**GIVEN INSTRUCTION**
Print all records exactly, leaving nothing out.

== == ==

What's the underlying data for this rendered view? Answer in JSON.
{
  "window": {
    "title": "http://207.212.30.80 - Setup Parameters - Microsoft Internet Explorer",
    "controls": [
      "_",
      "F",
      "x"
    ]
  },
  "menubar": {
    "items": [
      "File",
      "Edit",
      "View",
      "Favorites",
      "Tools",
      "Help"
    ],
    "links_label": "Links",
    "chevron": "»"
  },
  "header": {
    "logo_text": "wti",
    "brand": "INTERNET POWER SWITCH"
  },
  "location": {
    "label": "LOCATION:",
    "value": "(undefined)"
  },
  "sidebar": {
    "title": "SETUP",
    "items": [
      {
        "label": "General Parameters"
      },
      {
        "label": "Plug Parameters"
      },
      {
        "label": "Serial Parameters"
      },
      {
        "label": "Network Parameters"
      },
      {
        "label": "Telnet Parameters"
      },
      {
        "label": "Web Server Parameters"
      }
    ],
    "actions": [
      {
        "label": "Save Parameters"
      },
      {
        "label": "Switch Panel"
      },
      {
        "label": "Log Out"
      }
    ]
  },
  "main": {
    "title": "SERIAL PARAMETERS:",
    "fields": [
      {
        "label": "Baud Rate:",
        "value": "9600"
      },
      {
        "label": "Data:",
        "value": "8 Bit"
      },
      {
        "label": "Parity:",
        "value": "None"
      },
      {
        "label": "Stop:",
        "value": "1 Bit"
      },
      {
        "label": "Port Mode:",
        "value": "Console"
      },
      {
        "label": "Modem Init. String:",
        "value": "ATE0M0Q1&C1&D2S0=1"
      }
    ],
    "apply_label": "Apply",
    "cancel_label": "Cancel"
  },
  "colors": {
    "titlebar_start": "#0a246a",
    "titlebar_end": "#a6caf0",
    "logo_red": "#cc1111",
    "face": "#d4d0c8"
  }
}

== == ==

**IN RESPONSE**
What's the underlying data for this rendered view? Answer in JSON.
{
  "window": {
    "title": "http://207.212.30.80 - Setup Parameters - Microsoft Internet Explorer",
    "controls": [
      "_",
      "F",
      "x"
    ]
  },
  "menubar": {
    "items": [
      "File",
      "Edit",
      "View",
      "Favorites",
      "Tools",
      "Help"
    ],
    "links_label": "Links",
    "chevron": "»"
  },
  "header": {
    "logo_text": "wti",
    "brand": "INTERNET POWER SWITCH"
  },
  "location": {
    "label": "LOCATION:",
    "value": "(undefined)"
  },
  "sidebar": {
    "title": "SETUP",
    "items": [
      {
        "label": "General Parameters"
      },
      {
        "label": "Plug Parameters"
      },
      {
        "label": "Serial Parameters"
      },
      {
        "label": "Network Parameters"
      },
      {
        "label": "Telnet Parameters"
      },
      {
        "label": "Web Server Parameters"
      }
    ],
    "actions": [
      {
        "label": "Save Parameters"
      },
      {
        "label": "Switch Panel"
      },
      {
        "label": "Log Out"
      }
    ]
  },
  "main": {
    "title": "SERIAL PARAMETERS:",
    "fields": [
      {
        "label": "Baud Rate:",
        "value": "9600"
      },
      {
        "label": "Data:",
        "value": "8 Bit"
      },
      {
        "label": "Parity:",
        "value": "None"
      },
      {
        "label": "Stop:",
        "value": "1 Bit"
      },
      {
        "label": "Port Mode:",
        "value": "Console"
      },
      {
        "label": "Modem Init. String:",
        "value": "ATE0M0Q1&C1&D2S0=1"
      }
    ],
    "apply_label": "Apply",
    "cancel_label": "Cancel"
  },
  "colors": {
    "titlebar_start": "#0a246a",
    "titlebar_end": "#a6caf0",
    "logo_red": "#cc1111",
    "face": "#d4d0c8"
  }
}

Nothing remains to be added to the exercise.